*Instruction*. Your task is to repeat the entries underneath exactly, minus the pictures.

*Data entries*.
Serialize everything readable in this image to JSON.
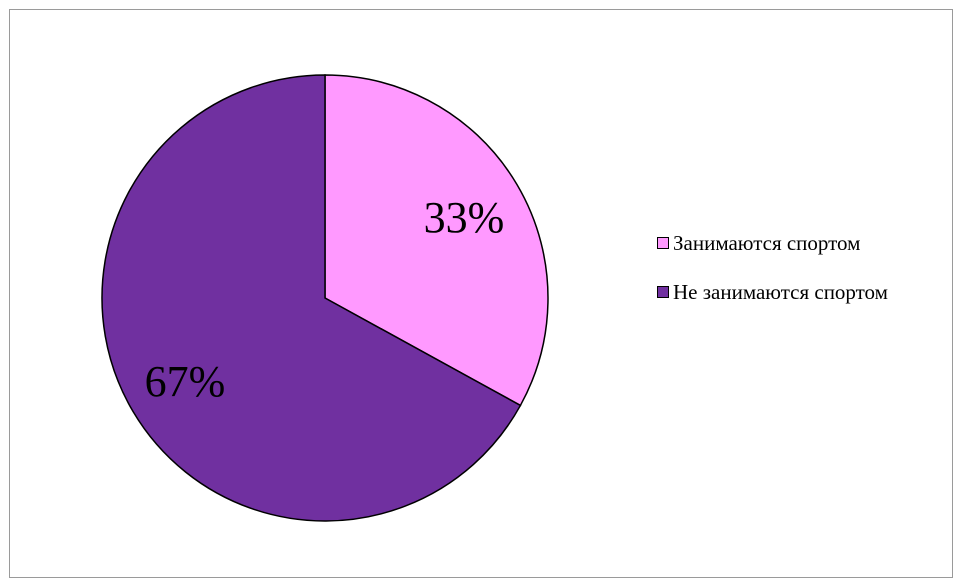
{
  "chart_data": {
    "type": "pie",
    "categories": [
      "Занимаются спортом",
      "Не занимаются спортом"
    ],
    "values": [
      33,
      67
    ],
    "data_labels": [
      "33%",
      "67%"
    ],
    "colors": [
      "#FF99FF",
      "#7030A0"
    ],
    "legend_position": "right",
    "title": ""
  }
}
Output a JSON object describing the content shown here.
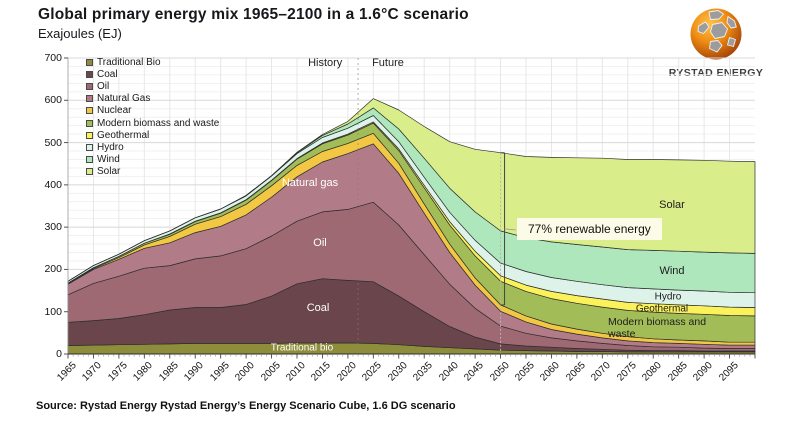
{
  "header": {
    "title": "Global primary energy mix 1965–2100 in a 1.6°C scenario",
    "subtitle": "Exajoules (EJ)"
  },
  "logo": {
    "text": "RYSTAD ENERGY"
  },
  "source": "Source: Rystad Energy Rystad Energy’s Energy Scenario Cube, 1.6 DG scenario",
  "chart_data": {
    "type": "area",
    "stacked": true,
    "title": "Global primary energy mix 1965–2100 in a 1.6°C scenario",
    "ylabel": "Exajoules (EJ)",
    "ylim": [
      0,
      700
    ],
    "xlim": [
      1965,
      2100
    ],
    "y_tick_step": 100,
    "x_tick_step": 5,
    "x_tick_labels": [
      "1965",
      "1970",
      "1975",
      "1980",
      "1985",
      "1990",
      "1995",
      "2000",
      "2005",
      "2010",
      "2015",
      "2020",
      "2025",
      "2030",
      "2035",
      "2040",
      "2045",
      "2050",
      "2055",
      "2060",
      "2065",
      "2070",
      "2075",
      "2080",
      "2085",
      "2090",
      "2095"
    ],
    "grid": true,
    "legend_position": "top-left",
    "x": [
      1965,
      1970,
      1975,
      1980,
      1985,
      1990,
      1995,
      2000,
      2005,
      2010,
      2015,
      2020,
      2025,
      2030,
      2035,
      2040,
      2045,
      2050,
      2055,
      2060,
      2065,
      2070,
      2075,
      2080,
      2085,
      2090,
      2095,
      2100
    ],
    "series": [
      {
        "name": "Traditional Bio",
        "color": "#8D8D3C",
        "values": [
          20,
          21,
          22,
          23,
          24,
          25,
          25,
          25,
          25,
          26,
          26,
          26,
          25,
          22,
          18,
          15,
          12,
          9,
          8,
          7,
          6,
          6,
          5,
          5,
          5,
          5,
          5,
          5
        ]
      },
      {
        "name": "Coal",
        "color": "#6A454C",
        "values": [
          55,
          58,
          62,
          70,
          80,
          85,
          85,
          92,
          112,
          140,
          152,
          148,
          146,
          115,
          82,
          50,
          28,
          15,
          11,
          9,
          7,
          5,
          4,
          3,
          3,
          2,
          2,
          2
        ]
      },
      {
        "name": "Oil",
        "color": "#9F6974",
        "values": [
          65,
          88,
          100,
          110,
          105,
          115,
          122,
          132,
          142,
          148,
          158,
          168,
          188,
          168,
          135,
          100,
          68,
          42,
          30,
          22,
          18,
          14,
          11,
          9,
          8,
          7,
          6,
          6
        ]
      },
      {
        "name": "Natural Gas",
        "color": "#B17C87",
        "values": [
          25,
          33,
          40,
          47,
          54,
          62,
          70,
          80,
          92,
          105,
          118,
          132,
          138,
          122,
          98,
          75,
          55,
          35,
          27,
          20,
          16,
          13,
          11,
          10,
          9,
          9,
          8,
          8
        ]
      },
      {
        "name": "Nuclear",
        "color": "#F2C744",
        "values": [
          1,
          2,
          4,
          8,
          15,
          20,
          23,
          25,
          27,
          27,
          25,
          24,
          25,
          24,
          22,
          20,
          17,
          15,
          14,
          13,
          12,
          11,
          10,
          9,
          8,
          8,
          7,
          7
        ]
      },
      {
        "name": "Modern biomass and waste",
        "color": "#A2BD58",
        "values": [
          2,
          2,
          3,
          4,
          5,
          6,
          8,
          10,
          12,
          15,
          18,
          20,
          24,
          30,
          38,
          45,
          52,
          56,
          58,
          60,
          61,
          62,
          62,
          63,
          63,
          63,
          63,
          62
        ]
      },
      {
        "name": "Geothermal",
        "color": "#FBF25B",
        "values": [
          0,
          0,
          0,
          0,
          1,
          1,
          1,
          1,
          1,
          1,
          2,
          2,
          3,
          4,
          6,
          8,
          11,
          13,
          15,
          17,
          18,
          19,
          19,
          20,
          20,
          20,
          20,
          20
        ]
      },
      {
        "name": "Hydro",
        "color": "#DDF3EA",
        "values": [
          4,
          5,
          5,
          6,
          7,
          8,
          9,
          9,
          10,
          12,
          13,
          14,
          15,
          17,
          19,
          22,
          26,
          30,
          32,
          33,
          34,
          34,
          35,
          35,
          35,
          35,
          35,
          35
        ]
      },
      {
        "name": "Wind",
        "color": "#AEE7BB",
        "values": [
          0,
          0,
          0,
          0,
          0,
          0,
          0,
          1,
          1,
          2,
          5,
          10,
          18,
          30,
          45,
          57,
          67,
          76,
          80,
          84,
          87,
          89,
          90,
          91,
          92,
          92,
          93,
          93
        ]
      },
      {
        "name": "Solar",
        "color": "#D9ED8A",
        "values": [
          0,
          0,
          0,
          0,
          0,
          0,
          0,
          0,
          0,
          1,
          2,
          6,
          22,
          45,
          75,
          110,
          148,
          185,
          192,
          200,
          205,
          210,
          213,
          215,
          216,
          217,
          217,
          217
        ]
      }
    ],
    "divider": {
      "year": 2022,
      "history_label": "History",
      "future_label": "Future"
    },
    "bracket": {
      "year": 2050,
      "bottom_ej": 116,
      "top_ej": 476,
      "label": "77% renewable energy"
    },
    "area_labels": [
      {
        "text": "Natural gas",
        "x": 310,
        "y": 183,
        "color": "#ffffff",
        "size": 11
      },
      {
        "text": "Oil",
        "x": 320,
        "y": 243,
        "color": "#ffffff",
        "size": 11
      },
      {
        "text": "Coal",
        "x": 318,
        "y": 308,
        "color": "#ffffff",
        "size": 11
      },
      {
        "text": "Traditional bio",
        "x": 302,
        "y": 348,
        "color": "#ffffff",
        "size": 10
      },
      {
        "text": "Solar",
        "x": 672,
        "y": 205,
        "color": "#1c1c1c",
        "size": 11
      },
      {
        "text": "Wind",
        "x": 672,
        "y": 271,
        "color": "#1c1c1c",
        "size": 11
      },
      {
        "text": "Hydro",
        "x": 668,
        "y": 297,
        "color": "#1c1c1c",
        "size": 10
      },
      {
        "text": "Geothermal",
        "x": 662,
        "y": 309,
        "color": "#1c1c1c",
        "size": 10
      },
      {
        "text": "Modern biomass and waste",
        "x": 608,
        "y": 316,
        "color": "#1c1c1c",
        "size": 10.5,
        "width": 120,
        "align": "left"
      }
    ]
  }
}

*Answer in full*.
Serialize everything readable in this image to JSON.
{
  "chart_data": {
    "type": "pie",
    "categories": [
      "Занимаются спортом",
      "Не занимаются спортом"
    ],
    "values": [
      33,
      67
    ],
    "data_labels": [
      "33%",
      "67%"
    ],
    "colors": [
      "#FF99FF",
      "#7030A0"
    ],
    "legend_position": "right",
    "title": ""
  }
}
Output a JSON object describing the content shown here.
{
  "header": {
    "title": "Global primary energy mix 1965–2100 in a 1.6°C scenario",
    "subtitle": "Exajoules (EJ)"
  },
  "logo": {
    "text": "RYSTAD ENERGY"
  },
  "source": "Source: Rystad Energy Rystad Energy’s Energy Scenario Cube, 1.6 DG scenario",
  "chart_data": {
    "type": "area",
    "stacked": true,
    "title": "Global primary energy mix 1965–2100 in a 1.6°C scenario",
    "ylabel": "Exajoules (EJ)",
    "ylim": [
      0,
      700
    ],
    "xlim": [
      1965,
      2100
    ],
    "y_tick_step": 100,
    "x_tick_step": 5,
    "x_tick_labels": [
      "1965",
      "1970",
      "1975",
      "1980",
      "1985",
      "1990",
      "1995",
      "2000",
      "2005",
      "2010",
      "2015",
      "2020",
      "2025",
      "2030",
      "2035",
      "2040",
      "2045",
      "2050",
      "2055",
      "2060",
      "2065",
      "2070",
      "2075",
      "2080",
      "2085",
      "2090",
      "2095"
    ],
    "grid": true,
    "legend_position": "top-left",
    "x": [
      1965,
      1970,
      1975,
      1980,
      1985,
      1990,
      1995,
      2000,
      2005,
      2010,
      2015,
      2020,
      2025,
      2030,
      2035,
      2040,
      2045,
      2050,
      2055,
      2060,
      2065,
      2070,
      2075,
      2080,
      2085,
      2090,
      2095,
      2100
    ],
    "series": [
      {
        "name": "Traditional Bio",
        "color": "#8D8D3C",
        "values": [
          20,
          21,
          22,
          23,
          24,
          25,
          25,
          25,
          25,
          26,
          26,
          26,
          25,
          22,
          18,
          15,
          12,
          9,
          8,
          7,
          6,
          6,
          5,
          5,
          5,
          5,
          5,
          5
        ]
      },
      {
        "name": "Coal",
        "color": "#6A454C",
        "values": [
          55,
          58,
          62,
          70,
          80,
          85,
          85,
          92,
          112,
          140,
          152,
          148,
          146,
          115,
          82,
          50,
          28,
          15,
          11,
          9,
          7,
          5,
          4,
          3,
          3,
          2,
          2,
          2
        ]
      },
      {
        "name": "Oil",
        "color": "#9F6974",
        "values": [
          65,
          88,
          100,
          110,
          105,
          115,
          122,
          132,
          142,
          148,
          158,
          168,
          188,
          168,
          135,
          100,
          68,
          42,
          30,
          22,
          18,
          14,
          11,
          9,
          8,
          7,
          6,
          6
        ]
      },
      {
        "name": "Natural Gas",
        "color": "#B17C87",
        "values": [
          25,
          33,
          40,
          47,
          54,
          62,
          70,
          80,
          92,
          105,
          118,
          132,
          138,
          122,
          98,
          75,
          55,
          35,
          27,
          20,
          16,
          13,
          11,
          10,
          9,
          9,
          8,
          8
        ]
      },
      {
        "name": "Nuclear",
        "color": "#F2C744",
        "values": [
          1,
          2,
          4,
          8,
          15,
          20,
          23,
          25,
          27,
          27,
          25,
          24,
          25,
          24,
          22,
          20,
          17,
          15,
          14,
          13,
          12,
          11,
          10,
          9,
          8,
          8,
          7,
          7
        ]
      },
      {
        "name": "Modern biomass and waste",
        "color": "#A2BD58",
        "values": [
          2,
          2,
          3,
          4,
          5,
          6,
          8,
          10,
          12,
          15,
          18,
          20,
          24,
          30,
          38,
          45,
          52,
          56,
          58,
          60,
          61,
          62,
          62,
          63,
          63,
          63,
          63,
          62
        ]
      },
      {
        "name": "Geothermal",
        "color": "#FBF25B",
        "values": [
          0,
          0,
          0,
          0,
          1,
          1,
          1,
          1,
          1,
          1,
          2,
          2,
          3,
          4,
          6,
          8,
          11,
          13,
          15,
          17,
          18,
          19,
          19,
          20,
          20,
          20,
          20,
          20
        ]
      },
      {
        "name": "Hydro",
        "color": "#DDF3EA",
        "values": [
          4,
          5,
          5,
          6,
          7,
          8,
          9,
          9,
          10,
          12,
          13,
          14,
          15,
          17,
          19,
          22,
          26,
          30,
          32,
          33,
          34,
          34,
          35,
          35,
          35,
          35,
          35,
          35
        ]
      },
      {
        "name": "Wind",
        "color": "#AEE7BB",
        "values": [
          0,
          0,
          0,
          0,
          0,
          0,
          0,
          1,
          1,
          2,
          5,
          10,
          18,
          30,
          45,
          57,
          67,
          76,
          80,
          84,
          87,
          89,
          90,
          91,
          92,
          92,
          93,
          93
        ]
      },
      {
        "name": "Solar",
        "color": "#D9ED8A",
        "values": [
          0,
          0,
          0,
          0,
          0,
          0,
          0,
          0,
          0,
          1,
          2,
          6,
          22,
          45,
          75,
          110,
          148,
          185,
          192,
          200,
          205,
          210,
          213,
          215,
          216,
          217,
          217,
          217
        ]
      }
    ],
    "divider": {
      "year": 2022,
      "history_label": "History",
      "future_label": "Future"
    },
    "bracket": {
      "year": 2050,
      "bottom_ej": 116,
      "top_ej": 476,
      "label": "77% renewable energy"
    },
    "area_labels": [
      {
        "text": "Natural gas",
        "x": 310,
        "y": 183,
        "color": "#ffffff",
        "size": 11
      },
      {
        "text": "Oil",
        "x": 320,
        "y": 243,
        "color": "#ffffff",
        "size": 11
      },
      {
        "text": "Coal",
        "x": 318,
        "y": 308,
        "color": "#ffffff",
        "size": 11
      },
      {
        "text": "Traditional bio",
        "x": 302,
        "y": 348,
        "color": "#ffffff",
        "size": 10
      },
      {
        "text": "Solar",
        "x": 672,
        "y": 205,
        "color": "#1c1c1c",
        "size": 11
      },
      {
        "text": "Wind",
        "x": 672,
        "y": 271,
        "color": "#1c1c1c",
        "size": 11
      },
      {
        "text": "Hydro",
        "x": 668,
        "y": 297,
        "color": "#1c1c1c",
        "size": 10
      },
      {
        "text": "Geothermal",
        "x": 662,
        "y": 309,
        "color": "#1c1c1c",
        "size": 10
      },
      {
        "text": "Modern biomass and waste",
        "x": 608,
        "y": 316,
        "color": "#1c1c1c",
        "size": 10.5,
        "width": 120,
        "align": "left"
      }
    ]
  }
}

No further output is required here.